▸ **Set task**: Find the word "document" in the listing; pull out each line holding it.

== Records for this task

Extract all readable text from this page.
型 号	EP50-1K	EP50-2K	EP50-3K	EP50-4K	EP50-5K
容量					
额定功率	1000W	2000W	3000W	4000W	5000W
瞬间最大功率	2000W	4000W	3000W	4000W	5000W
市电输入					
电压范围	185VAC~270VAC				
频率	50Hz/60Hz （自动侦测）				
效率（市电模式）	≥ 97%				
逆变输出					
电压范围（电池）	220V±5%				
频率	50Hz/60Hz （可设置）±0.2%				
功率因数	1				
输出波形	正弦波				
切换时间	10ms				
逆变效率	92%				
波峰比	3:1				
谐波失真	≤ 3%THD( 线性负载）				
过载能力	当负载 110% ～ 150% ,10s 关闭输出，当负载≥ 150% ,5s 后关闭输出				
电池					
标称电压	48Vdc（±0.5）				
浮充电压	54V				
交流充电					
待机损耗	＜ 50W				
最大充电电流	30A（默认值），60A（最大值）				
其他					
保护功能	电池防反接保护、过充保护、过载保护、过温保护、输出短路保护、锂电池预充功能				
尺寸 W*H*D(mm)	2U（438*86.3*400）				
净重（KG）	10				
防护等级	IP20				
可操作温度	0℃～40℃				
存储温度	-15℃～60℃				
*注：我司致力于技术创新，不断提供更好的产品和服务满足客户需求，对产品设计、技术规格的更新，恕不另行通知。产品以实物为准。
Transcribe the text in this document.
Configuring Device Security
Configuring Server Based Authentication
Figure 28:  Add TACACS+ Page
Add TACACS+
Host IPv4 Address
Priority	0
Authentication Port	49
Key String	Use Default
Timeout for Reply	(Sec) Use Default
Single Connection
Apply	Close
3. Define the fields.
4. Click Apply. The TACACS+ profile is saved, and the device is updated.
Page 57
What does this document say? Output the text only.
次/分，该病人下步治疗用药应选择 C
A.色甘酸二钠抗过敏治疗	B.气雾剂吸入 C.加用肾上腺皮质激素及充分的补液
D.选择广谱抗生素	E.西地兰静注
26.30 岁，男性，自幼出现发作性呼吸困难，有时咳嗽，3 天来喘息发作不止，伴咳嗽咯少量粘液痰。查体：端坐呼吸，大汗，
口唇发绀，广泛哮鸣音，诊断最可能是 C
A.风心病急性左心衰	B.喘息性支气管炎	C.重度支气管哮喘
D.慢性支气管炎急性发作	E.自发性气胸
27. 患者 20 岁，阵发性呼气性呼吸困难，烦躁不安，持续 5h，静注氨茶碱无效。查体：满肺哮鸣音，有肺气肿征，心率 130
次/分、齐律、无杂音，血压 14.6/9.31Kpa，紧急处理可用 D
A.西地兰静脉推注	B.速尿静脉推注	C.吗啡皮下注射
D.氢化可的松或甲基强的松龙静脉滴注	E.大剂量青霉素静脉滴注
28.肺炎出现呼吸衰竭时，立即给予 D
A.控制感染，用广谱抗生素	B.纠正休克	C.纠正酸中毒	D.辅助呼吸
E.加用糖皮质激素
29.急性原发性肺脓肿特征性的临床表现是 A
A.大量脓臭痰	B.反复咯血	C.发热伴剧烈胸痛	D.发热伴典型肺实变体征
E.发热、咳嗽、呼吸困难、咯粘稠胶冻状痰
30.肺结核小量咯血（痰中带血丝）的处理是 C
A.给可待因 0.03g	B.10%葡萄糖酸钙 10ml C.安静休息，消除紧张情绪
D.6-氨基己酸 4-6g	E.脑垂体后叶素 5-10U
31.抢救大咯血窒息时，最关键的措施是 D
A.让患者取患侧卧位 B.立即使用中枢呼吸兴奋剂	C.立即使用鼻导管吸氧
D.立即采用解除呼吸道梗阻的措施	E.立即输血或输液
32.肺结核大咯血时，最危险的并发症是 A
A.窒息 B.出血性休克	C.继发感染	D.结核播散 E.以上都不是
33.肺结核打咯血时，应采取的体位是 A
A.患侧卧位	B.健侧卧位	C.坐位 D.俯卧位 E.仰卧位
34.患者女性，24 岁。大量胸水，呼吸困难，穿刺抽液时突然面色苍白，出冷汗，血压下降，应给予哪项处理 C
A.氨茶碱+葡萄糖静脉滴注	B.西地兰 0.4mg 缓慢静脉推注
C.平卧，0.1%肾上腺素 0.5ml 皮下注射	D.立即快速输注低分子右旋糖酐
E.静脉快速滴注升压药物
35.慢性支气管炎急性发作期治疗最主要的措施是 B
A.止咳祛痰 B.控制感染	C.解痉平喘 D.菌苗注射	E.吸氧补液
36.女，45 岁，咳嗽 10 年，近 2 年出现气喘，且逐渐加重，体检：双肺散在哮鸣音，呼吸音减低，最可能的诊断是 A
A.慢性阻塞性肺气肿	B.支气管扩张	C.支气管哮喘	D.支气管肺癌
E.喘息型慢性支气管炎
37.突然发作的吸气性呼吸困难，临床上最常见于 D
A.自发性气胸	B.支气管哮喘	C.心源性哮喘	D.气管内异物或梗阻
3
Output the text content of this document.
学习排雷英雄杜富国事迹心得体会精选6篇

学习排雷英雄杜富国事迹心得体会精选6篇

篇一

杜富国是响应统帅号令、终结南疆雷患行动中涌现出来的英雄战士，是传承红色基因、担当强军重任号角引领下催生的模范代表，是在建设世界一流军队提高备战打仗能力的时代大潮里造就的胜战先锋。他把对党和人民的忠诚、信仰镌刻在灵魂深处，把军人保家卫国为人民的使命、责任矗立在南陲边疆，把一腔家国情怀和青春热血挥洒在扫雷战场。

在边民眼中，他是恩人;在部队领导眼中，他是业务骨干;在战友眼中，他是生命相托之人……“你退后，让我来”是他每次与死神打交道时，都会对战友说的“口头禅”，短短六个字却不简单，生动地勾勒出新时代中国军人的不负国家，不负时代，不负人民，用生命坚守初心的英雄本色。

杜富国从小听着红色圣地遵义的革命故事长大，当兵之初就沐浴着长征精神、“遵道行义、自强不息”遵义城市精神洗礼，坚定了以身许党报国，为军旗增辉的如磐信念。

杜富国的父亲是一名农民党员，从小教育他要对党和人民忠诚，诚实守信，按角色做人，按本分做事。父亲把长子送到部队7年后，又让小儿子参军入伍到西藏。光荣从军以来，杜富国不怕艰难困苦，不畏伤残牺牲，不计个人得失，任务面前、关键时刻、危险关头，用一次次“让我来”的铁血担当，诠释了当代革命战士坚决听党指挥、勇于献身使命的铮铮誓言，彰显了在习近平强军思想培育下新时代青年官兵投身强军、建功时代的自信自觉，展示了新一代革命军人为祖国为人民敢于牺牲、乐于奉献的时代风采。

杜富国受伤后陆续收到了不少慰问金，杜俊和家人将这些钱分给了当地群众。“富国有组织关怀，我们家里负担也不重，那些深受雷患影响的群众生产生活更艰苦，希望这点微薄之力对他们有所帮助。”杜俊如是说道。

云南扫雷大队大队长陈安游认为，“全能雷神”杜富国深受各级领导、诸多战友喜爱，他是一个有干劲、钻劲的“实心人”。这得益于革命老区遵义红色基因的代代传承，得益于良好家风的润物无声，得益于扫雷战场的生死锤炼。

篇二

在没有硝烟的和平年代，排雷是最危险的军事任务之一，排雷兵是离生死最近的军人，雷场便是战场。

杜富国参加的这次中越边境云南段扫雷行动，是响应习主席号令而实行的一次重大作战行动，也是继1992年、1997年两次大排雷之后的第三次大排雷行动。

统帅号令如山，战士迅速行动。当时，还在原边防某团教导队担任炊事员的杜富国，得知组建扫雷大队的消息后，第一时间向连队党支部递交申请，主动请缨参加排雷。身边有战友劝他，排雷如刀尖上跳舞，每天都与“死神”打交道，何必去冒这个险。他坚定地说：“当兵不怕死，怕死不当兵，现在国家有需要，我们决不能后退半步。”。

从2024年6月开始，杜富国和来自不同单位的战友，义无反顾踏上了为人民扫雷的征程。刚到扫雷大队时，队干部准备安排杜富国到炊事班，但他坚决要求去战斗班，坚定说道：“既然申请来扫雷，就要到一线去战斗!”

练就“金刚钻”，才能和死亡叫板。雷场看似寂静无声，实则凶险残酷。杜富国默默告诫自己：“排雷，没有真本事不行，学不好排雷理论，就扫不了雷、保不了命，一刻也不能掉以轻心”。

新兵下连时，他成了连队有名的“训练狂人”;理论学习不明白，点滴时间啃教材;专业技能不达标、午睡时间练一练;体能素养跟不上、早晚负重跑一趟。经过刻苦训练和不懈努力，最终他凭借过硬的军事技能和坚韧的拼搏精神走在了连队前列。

====

▸ **Task solution**:
Transcribe the text in this document.
What does this document say? Output the text only.
Output the text content of this document.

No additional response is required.